Goal of the exercise :: Copy each line below exactly and leave the pictures out.

Material shown ::
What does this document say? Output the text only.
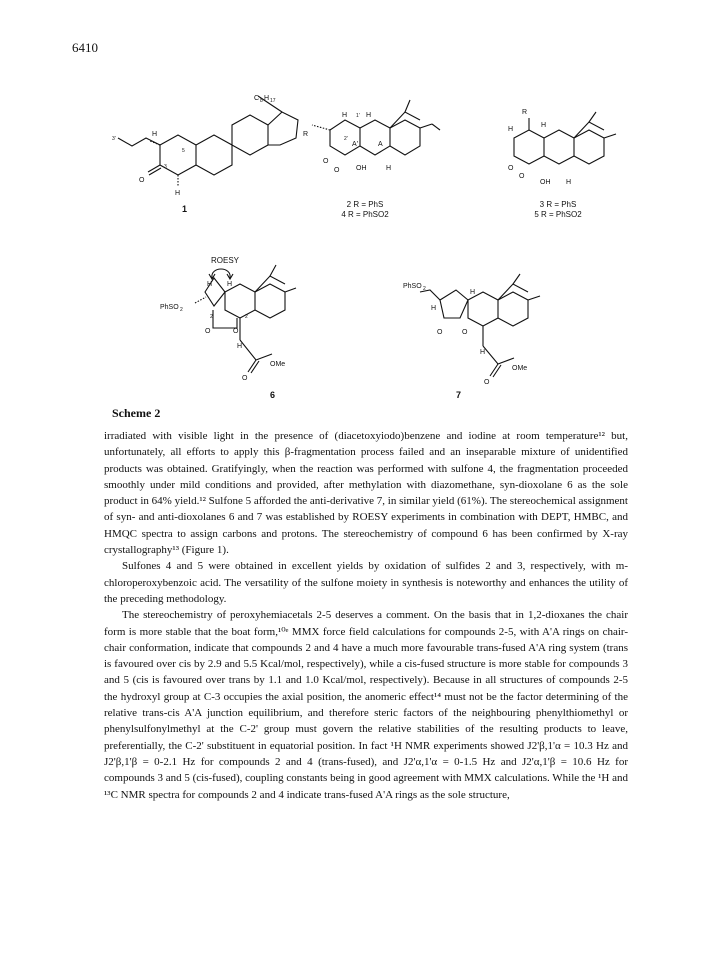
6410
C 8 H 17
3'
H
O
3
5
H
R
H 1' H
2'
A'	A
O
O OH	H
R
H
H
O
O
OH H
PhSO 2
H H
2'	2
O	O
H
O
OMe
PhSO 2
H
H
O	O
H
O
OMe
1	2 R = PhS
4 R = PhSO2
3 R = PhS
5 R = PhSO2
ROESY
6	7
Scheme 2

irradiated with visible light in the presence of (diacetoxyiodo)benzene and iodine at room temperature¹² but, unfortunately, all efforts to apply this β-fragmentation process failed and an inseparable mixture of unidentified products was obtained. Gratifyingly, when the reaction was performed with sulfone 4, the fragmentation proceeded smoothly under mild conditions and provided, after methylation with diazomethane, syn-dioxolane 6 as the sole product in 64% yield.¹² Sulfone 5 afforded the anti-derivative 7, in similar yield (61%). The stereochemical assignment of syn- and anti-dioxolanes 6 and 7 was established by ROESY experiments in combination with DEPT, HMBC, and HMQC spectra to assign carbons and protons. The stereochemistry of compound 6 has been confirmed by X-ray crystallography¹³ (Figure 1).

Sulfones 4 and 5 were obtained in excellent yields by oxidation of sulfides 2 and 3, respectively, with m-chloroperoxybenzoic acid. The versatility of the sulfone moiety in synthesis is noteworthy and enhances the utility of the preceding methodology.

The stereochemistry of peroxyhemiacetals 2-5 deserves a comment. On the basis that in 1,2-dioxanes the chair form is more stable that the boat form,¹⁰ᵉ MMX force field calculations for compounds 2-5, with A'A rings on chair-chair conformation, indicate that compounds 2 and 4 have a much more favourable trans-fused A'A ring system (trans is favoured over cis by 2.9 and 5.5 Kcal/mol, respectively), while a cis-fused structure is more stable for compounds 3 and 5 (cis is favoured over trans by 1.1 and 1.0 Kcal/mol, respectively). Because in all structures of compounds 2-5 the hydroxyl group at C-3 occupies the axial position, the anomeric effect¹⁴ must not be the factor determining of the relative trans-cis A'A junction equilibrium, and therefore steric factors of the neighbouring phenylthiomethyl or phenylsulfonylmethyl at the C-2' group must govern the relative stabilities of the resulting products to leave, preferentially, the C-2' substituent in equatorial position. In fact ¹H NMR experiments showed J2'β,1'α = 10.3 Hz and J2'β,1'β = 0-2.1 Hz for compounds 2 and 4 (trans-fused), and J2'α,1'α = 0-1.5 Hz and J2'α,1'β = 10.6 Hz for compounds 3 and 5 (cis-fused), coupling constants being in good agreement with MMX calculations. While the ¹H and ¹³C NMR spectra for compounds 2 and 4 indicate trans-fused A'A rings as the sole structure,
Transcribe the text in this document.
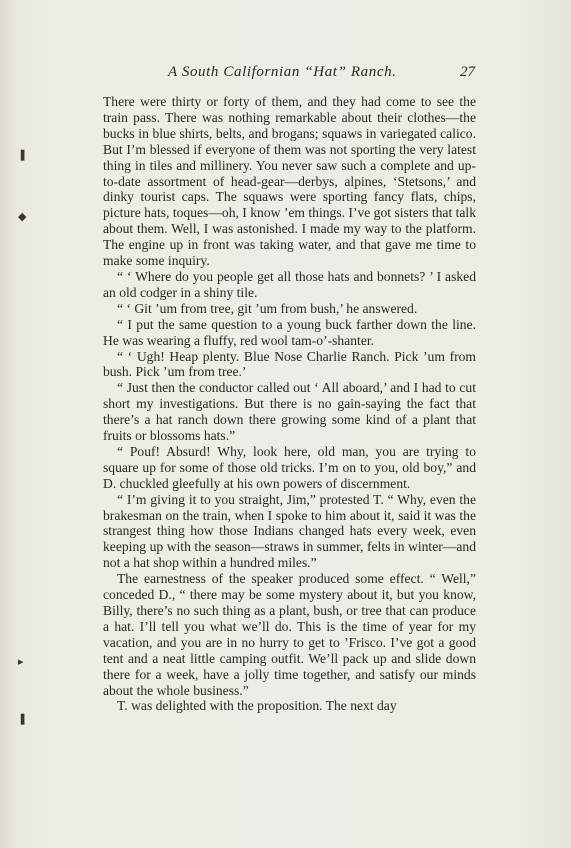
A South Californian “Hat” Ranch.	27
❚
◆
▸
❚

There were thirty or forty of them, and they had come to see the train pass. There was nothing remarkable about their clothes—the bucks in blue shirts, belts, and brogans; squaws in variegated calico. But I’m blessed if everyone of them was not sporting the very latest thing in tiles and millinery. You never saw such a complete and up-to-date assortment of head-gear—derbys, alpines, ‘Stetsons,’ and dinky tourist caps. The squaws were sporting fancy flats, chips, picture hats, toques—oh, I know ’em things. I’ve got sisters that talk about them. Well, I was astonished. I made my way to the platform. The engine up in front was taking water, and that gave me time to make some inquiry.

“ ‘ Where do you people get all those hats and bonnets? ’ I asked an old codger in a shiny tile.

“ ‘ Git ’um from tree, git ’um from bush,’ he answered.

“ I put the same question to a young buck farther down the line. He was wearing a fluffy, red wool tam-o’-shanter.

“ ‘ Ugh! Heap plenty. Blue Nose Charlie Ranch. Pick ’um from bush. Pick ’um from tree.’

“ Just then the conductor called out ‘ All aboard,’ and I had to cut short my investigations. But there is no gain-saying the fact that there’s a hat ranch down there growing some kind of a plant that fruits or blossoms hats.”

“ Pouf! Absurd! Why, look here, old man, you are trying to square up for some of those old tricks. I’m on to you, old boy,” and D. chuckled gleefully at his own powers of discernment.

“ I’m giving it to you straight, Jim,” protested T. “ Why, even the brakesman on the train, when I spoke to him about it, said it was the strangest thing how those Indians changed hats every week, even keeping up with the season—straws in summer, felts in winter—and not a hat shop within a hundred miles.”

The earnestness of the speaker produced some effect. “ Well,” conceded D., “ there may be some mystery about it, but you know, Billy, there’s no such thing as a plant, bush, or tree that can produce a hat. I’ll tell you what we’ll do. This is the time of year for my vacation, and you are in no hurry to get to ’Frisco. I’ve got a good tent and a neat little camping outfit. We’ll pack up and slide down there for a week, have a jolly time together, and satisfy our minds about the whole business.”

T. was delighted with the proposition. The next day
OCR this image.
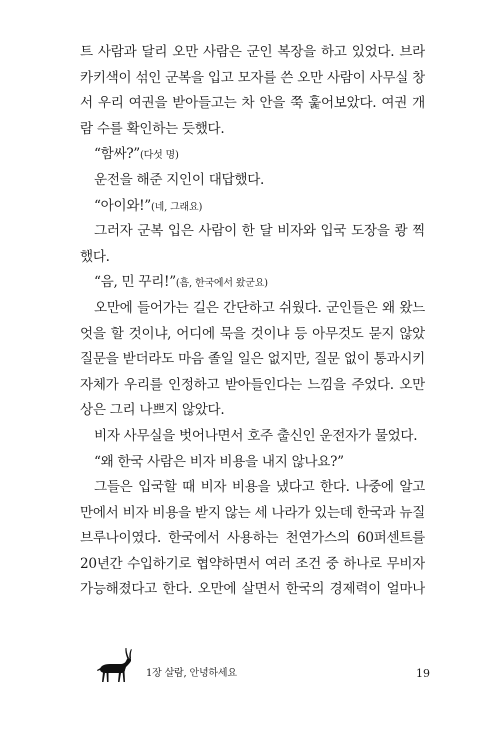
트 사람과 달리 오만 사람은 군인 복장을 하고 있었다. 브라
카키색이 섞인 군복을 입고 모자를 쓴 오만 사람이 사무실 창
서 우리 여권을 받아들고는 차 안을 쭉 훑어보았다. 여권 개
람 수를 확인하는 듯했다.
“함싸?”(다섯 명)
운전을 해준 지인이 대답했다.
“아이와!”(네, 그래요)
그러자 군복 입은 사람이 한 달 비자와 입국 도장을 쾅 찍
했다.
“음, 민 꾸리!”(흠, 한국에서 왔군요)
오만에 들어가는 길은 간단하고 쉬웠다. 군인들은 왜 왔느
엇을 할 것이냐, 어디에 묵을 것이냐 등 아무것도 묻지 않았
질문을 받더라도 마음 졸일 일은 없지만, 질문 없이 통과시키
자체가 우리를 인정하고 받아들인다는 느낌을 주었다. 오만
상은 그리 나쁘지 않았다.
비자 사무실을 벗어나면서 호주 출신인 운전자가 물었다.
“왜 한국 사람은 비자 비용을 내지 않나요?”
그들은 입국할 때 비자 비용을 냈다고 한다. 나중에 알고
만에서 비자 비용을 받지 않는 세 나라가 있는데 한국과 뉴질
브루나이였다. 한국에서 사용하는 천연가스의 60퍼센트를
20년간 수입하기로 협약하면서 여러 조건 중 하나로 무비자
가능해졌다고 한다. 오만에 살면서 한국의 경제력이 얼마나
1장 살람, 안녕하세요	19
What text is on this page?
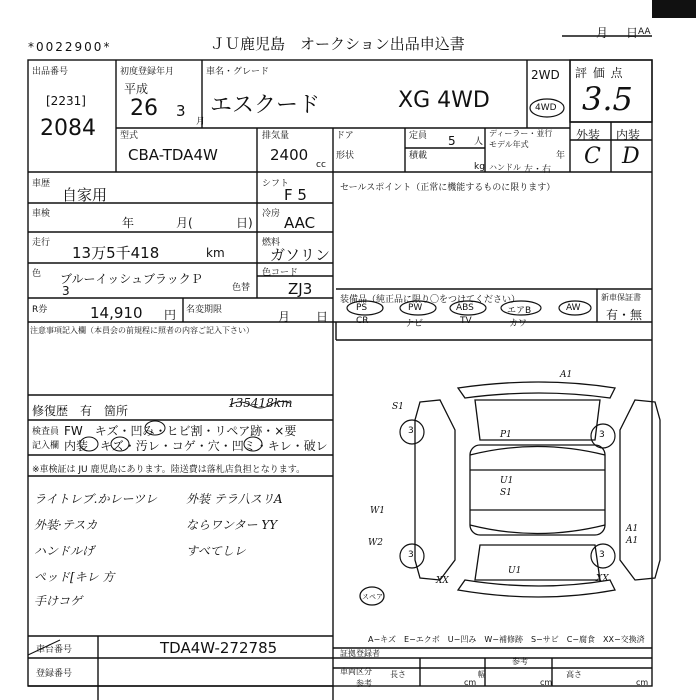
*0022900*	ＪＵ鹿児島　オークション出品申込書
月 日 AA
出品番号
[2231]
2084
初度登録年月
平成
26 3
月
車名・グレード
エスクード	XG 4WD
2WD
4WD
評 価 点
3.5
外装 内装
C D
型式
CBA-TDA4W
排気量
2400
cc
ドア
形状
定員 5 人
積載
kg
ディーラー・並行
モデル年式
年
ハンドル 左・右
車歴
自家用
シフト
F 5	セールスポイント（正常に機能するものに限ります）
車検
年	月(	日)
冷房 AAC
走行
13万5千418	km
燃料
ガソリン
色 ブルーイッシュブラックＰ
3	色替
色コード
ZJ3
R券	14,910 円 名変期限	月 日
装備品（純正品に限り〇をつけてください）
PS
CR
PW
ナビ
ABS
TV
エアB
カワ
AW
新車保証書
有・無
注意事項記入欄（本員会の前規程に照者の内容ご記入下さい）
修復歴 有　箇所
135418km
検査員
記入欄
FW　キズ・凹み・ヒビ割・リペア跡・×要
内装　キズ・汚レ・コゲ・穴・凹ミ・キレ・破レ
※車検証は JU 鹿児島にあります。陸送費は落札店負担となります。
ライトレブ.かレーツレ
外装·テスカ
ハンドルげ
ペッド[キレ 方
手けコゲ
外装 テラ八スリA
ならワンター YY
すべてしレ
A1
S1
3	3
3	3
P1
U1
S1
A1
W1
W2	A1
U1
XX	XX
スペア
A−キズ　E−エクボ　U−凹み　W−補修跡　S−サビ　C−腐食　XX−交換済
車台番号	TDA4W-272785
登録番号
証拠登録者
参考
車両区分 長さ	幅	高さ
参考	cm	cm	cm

Answer to this task ::
What does this document say? Output the text only.
6410
C 8 H 17
3'
H
O
3
5
H
R
H 1' H
2'
A'	A
O
O OH	H
R
H
H
O
O
OH H
PhSO 2
H H
2'	2
O	O
H
O
OMe
PhSO 2
H
H
O	O
H
O
OMe
1	2 R = PhS
4 R = PhSO2
3 R = PhS
5 R = PhSO2
ROESY
6	7
Scheme 2

irradiated with visible light in the presence of (diacetoxyiodo)benzene and iodine at room temperature¹² but, unfortunately, all efforts to apply this β-fragmentation process failed and an inseparable mixture of unidentified products was obtained. Gratifyingly, when the reaction was performed with sulfone 4, the fragmentation proceeded smoothly under mild conditions and provided, after methylation with diazomethane, syn-dioxolane 6 as the sole product in 64% yield.¹² Sulfone 5 afforded the anti-derivative 7, in similar yield (61%). The stereochemical assignment of syn- and anti-dioxolanes 6 and 7 was established by ROESY experiments in combination with DEPT, HMBC, and HMQC spectra to assign carbons and protons. The stereochemistry of compound 6 has been confirmed by X-ray crystallography¹³ (Figure 1).

Sulfones 4 and 5 were obtained in excellent yields by oxidation of sulfides 2 and 3, respectively, with m-chloroperoxybenzoic acid. The versatility of the sulfone moiety in synthesis is noteworthy and enhances the utility of the preceding methodology.

The stereochemistry of peroxyhemiacetals 2-5 deserves a comment. On the basis that in 1,2-dioxanes the chair form is more stable that the boat form,¹⁰ᵉ MMX force field calculations for compounds 2-5, with A'A rings on chair-chair conformation, indicate that compounds 2 and 4 have a much more favourable trans-fused A'A ring system (trans is favoured over cis by 2.9 and 5.5 Kcal/mol, respectively), while a cis-fused structure is more stable for compounds 3 and 5 (cis is favoured over trans by 1.1 and 1.0 Kcal/mol, respectively). Because in all structures of compounds 2-5 the hydroxyl group at C-3 occupies the axial position, the anomeric effect¹⁴ must not be the factor determining of the relative trans-cis A'A junction equilibrium, and therefore steric factors of the neighbouring phenylthiomethyl or phenylsulfonylmethyl at the C-2' group must govern the relative stabilities of the resulting products to leave, preferentially, the C-2' substituent in equatorial position. In fact ¹H NMR experiments showed J2'β,1'α = 10.3 Hz and J2'β,1'β = 0-2.1 Hz for compounds 2 and 4 (trans-fused), and J2'α,1'α = 0-1.5 Hz and J2'α,1'β = 10.6 Hz for compounds 3 and 5 (cis-fused), coupling constants being in good agreement with MMX calculations. While the ¹H and ¹³C NMR spectra for compounds 2 and 4 indicate trans-fused A'A rings as the sole structure,
Transcribe the text in this document.
A South Californian “Hat” Ranch.	27
❚
◆
▸
❚

There were thirty or forty of them, and they had come to see the train pass. There was nothing remarkable about their clothes—the bucks in blue shirts, belts, and brogans; squaws in variegated calico. But I’m blessed if everyone of them was not sporting the very latest thing in tiles and millinery. You never saw such a complete and up-to-date assortment of head-gear—derbys, alpines, ‘Stetsons,’ and dinky tourist caps. The squaws were sporting fancy flats, chips, picture hats, toques—oh, I know ’em things. I’ve got sisters that talk about them. Well, I was astonished. I made my way to the platform. The engine up in front was taking water, and that gave me time to make some inquiry.

“ ‘ Where do you people get all those hats and bonnets? ’ I asked an old codger in a shiny tile.

“ ‘ Git ’um from tree, git ’um from bush,’ he answered.

“ I put the same question to a young buck farther down the line. He was wearing a fluffy, red wool tam-o’-shanter.

“ ‘ Ugh! Heap plenty. Blue Nose Charlie Ranch. Pick ’um from bush. Pick ’um from tree.’

“ Just then the conductor called out ‘ All aboard,’ and I had to cut short my investigations. But there is no gain-saying the fact that there’s a hat ranch down there growing some kind of a plant that fruits or blossoms hats.”

“ Pouf! Absurd! Why, look here, old man, you are trying to square up for some of those old tricks. I’m on to you, old boy,” and D. chuckled gleefully at his own powers of discernment.

“ I’m giving it to you straight, Jim,” protested T. “ Why, even the brakesman on the train, when I spoke to him about it, said it was the strangest thing how those Indians changed hats every week, even keeping up with the season—straws in summer, felts in winter—and not a hat shop within a hundred miles.”

The earnestness of the speaker produced some effect. “ Well,” conceded D., “ there may be some mystery about it, but you know, Billy, there’s no such thing as a plant, bush, or tree that can produce a hat. I’ll tell you what we’ll do. This is the time of year for my vacation, and you are in no hurry to get to ’Frisco. I’ve got a good tent and a neat little camping outfit. We’ll pack up and slide down there for a week, have a jolly time together, and satisfy our minds about the whole business.”

T. was delighted with the proposition. The next day
OCR this image.
트 사람과 달리 오만 사람은 군인 복장을 하고 있었다. 브라
카키색이 섞인 군복을 입고 모자를 쓴 오만 사람이 사무실 창
서 우리 여권을 받아들고는 차 안을 쭉 훑어보았다. 여권 개
람 수를 확인하는 듯했다.
“함싸?”(다섯 명)
운전을 해준 지인이 대답했다.
“아이와!”(네, 그래요)
그러자 군복 입은 사람이 한 달 비자와 입국 도장을 쾅 찍
했다.
“음, 민 꾸리!”(흠, 한국에서 왔군요)
오만에 들어가는 길은 간단하고 쉬웠다. 군인들은 왜 왔느
엇을 할 것이냐, 어디에 묵을 것이냐 등 아무것도 묻지 않았
질문을 받더라도 마음 졸일 일은 없지만, 질문 없이 통과시키
자체가 우리를 인정하고 받아들인다는 느낌을 주었다. 오만
상은 그리 나쁘지 않았다.
비자 사무실을 벗어나면서 호주 출신인 운전자가 물었다.
“왜 한국 사람은 비자 비용을 내지 않나요?”
그들은 입국할 때 비자 비용을 냈다고 한다. 나중에 알고
만에서 비자 비용을 받지 않는 세 나라가 있는데 한국과 뉴질
브루나이였다. 한국에서 사용하는 천연가스의 60퍼센트를
20년간 수입하기로 협약하면서 여러 조건 중 하나로 무비자
가능해졌다고 한다. 오만에 살면서 한국의 경제력이 얼마나
1장 살람, 안녕하세요	19
What text is on this page?
*0022900*	ＪＵ鹿児島　オークション出品申込書
月 日 AA
出品番号
[2231]
2084
初度登録年月
平成
26 3
月
車名・グレード
エスクード	XG 4WD
2WD
4WD
評 価 点
3.5
外装 内装
C D
型式
CBA-TDA4W
排気量
2400
cc
ドア
形状
定員 5 人
積載
kg
ディーラー・並行
モデル年式
年
ハンドル 左・右
車歴
自家用
シフト
F 5	セールスポイント（正常に機能するものに限ります）
車検
年	月(	日)
冷房 AAC
走行
13万5千418	km
燃料
ガソリン
色 ブルーイッシュブラックＰ
3	色替
色コード
ZJ3
R券	14,910 円 名変期限	月 日
装備品（純正品に限り〇をつけてください）
PS
CR
PW
ナビ
ABS
TV
エアB
カワ
AW
新車保証書
有・無
注意事項記入欄（本員会の前規程に照者の内容ご記入下さい）
修復歴 有　箇所
135418km
検査員
記入欄
FW　キズ・凹み・ヒビ割・リペア跡・×要
内装　キズ・汚レ・コゲ・穴・凹ミ・キレ・破レ
※車検証は JU 鹿児島にあります。陸送費は落札店負担となります。
ライトレブ.かレーツレ
外装·テスカ
ハンドルげ
ペッド[キレ 方
手けコゲ
外装 テラ八スリA
ならワンター YY
すべてしレ
A1
S1
3	3
3	3
P1
U1
S1
A1
W1
W2	A1
U1
XX	XX
スペア
A−キズ　E−エクボ　U−凹み　W−補修跡　S−サビ　C−腐食　XX−交換済
車台番号	TDA4W-272785
登録番号
証拠登録者
参考
車両区分 長さ	幅	高さ
参考	cm	cm	cm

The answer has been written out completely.